Set exercise: Spot every line with the word "Lysozyme" and return it.
=-=-=-=-=
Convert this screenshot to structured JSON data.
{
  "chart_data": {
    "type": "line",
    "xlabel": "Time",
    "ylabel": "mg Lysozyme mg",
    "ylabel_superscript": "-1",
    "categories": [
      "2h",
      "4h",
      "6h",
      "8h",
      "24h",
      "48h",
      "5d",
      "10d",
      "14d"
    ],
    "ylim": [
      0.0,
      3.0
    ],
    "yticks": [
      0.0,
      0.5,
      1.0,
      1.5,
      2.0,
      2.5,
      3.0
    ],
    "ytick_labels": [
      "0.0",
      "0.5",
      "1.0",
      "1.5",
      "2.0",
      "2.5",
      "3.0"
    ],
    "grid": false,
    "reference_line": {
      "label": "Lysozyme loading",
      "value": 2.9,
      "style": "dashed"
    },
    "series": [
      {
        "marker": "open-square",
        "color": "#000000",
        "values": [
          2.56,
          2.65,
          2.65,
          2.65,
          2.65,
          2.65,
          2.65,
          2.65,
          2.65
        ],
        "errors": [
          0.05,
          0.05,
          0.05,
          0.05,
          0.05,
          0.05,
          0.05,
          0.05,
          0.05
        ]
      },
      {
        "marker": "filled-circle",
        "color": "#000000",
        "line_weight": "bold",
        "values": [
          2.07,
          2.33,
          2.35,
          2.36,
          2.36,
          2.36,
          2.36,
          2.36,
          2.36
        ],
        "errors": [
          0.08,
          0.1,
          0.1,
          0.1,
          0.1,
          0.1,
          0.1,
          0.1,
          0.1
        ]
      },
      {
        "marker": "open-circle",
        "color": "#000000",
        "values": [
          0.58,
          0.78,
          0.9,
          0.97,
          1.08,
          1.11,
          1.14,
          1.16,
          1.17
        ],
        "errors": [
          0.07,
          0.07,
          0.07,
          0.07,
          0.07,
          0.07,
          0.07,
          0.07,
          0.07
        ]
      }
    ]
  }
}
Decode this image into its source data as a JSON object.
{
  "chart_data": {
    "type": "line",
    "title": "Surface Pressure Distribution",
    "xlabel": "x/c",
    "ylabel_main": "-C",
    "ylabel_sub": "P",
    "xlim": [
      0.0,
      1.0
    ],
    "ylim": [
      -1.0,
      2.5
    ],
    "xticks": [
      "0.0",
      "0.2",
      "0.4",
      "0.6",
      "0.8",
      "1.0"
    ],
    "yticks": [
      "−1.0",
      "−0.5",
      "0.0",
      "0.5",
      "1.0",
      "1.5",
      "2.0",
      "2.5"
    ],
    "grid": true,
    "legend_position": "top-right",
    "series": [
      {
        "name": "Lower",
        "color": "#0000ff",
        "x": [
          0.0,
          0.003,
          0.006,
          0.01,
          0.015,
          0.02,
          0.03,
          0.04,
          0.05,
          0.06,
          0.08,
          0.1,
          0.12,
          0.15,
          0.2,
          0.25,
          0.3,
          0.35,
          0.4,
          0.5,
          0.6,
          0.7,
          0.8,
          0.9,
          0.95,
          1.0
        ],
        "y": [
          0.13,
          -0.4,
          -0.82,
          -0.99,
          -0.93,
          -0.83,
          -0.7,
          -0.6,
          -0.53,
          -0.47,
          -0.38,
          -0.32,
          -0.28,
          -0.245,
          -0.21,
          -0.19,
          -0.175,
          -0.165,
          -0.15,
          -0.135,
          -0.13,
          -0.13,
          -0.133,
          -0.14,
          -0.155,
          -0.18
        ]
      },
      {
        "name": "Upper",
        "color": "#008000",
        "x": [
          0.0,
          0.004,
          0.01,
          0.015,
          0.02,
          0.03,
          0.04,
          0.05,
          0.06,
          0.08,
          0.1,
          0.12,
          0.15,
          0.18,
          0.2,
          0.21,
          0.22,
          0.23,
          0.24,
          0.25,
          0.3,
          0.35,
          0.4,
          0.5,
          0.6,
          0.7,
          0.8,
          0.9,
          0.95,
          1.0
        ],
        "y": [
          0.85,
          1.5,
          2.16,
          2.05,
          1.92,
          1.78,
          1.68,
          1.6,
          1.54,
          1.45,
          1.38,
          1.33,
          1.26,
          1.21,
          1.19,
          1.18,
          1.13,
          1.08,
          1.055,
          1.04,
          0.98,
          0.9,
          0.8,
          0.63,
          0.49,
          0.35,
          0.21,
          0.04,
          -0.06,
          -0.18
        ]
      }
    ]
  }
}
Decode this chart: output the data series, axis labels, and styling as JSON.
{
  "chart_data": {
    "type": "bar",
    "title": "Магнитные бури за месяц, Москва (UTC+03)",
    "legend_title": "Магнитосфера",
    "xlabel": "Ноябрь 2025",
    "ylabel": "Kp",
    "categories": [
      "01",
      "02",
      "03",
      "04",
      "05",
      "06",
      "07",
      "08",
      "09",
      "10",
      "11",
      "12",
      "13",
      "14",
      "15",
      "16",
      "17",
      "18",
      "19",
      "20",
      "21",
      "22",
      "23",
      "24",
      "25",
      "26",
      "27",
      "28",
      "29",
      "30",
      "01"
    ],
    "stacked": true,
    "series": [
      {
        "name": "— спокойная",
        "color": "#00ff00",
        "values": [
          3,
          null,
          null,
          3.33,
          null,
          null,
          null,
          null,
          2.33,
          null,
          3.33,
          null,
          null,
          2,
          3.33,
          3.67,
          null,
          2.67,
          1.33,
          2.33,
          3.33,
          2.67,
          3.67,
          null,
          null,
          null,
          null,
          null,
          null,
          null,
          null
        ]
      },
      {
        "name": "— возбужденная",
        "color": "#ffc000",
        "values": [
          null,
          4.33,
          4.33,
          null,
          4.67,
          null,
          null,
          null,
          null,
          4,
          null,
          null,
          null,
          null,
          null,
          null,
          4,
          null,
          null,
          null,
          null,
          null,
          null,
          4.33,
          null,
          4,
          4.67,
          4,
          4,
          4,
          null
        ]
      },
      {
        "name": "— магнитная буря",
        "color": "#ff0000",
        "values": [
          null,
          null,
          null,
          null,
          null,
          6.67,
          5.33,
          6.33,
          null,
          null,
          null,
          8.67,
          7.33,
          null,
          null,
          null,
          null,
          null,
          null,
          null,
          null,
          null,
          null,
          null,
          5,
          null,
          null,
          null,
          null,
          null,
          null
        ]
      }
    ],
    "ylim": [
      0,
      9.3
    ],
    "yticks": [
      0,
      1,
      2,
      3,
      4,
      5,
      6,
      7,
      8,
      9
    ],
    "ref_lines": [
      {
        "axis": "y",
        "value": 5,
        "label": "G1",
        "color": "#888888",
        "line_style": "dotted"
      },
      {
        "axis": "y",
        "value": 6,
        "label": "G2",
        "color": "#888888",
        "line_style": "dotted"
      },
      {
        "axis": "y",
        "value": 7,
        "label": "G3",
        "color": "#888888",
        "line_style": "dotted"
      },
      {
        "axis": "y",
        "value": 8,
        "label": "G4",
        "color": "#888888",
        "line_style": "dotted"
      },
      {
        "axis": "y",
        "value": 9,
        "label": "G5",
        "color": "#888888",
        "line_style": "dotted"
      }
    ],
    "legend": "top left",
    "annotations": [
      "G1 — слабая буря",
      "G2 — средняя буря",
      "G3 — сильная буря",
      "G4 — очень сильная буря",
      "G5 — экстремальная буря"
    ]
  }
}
=-=-=-=-=
Answer to this exercise:
    "ylabel": "mg Lysozyme mg",
      "label": "Lysozyme loading",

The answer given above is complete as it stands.